:: Dataset

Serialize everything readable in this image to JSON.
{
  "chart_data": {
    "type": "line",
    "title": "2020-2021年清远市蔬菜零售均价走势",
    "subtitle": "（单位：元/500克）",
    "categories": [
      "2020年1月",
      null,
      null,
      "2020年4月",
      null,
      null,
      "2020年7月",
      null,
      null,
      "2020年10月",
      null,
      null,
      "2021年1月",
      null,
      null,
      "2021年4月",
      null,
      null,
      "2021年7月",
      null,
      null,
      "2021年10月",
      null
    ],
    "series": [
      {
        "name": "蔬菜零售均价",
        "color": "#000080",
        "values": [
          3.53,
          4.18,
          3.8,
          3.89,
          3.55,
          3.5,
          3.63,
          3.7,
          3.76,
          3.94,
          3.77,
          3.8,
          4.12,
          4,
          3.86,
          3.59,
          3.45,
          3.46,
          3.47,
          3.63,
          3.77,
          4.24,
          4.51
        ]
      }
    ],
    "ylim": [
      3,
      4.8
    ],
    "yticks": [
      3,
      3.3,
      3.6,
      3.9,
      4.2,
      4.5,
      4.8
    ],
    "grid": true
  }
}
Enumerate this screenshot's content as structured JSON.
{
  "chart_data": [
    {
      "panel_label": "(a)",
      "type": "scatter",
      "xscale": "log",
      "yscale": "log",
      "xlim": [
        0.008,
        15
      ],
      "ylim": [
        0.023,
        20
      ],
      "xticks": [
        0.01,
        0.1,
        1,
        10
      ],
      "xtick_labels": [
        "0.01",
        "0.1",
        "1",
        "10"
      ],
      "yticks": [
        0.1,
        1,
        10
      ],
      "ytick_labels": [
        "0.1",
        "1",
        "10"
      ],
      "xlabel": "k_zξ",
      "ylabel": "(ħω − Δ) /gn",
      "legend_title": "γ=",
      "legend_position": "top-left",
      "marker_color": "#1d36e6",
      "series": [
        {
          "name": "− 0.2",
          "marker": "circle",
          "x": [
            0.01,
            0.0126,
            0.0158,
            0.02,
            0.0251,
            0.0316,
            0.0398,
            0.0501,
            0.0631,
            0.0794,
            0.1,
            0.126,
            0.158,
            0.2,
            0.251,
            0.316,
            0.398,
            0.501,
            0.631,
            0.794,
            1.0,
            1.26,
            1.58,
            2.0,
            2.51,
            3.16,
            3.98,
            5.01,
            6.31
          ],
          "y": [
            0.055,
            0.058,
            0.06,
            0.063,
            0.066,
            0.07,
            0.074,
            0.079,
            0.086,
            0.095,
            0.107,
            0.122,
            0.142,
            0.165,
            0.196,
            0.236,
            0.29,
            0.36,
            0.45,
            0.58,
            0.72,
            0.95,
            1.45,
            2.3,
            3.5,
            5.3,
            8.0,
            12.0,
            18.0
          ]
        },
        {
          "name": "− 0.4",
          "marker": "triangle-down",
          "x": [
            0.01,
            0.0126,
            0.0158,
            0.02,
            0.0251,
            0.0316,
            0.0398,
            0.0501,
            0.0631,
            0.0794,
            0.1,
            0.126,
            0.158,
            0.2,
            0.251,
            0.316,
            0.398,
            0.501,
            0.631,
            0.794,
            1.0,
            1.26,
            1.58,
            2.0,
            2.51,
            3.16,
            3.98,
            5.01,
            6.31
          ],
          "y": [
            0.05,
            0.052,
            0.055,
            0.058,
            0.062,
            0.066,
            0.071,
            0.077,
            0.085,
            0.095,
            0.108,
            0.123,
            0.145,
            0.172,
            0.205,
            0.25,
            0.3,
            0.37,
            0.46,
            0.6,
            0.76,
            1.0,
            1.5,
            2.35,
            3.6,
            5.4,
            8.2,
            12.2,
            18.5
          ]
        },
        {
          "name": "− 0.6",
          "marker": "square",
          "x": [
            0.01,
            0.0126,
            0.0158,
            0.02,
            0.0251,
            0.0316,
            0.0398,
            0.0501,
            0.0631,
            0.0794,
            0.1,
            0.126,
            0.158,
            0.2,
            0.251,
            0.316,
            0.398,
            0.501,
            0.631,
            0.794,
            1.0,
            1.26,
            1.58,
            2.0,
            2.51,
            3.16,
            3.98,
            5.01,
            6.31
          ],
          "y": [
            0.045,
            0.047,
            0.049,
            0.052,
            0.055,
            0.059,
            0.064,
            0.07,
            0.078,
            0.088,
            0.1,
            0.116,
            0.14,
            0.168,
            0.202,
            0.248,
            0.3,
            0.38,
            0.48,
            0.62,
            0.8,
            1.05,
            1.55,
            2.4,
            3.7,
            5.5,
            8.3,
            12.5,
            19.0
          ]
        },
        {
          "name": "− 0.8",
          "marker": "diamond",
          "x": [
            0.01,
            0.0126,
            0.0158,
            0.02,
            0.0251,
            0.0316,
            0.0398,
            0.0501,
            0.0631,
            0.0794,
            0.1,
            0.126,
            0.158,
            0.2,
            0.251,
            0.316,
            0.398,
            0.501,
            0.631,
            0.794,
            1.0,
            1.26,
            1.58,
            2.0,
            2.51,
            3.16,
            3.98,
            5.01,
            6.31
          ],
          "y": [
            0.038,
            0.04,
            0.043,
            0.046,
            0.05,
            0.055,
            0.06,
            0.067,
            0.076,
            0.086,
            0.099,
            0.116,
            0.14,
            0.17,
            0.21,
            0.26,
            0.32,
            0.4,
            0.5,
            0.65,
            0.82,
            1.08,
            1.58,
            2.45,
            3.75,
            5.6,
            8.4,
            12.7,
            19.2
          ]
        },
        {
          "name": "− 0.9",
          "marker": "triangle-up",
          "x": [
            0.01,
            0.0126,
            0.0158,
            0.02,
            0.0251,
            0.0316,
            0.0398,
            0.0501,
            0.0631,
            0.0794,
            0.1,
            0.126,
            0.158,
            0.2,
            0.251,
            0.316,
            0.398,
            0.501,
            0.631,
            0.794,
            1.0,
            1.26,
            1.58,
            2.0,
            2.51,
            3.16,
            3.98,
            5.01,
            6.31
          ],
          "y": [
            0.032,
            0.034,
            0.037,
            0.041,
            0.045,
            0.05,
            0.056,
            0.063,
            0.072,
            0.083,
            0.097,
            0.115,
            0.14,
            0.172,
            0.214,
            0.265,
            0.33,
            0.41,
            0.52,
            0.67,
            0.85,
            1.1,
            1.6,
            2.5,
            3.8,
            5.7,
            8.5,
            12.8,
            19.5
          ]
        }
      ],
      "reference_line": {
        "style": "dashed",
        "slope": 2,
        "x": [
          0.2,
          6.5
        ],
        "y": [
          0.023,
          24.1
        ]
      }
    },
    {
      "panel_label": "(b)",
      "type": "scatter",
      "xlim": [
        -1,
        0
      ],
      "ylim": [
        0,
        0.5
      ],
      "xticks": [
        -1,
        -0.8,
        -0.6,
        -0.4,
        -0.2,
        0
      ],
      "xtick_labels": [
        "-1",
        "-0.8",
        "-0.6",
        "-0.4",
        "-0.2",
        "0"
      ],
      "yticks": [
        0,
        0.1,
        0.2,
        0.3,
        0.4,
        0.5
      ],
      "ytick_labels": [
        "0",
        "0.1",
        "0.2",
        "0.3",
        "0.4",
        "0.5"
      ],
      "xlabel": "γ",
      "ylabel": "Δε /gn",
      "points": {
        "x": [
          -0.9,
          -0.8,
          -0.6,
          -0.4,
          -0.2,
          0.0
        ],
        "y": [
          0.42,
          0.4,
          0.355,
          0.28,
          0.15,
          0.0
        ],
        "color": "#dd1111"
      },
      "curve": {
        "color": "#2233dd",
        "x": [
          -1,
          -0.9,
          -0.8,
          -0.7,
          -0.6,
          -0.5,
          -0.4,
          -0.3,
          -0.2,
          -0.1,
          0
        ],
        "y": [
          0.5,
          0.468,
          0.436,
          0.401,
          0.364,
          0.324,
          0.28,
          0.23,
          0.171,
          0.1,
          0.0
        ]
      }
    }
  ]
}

::::

> Task statement
State only the number of lines in these entries that contain "name".

> Answer to this task
6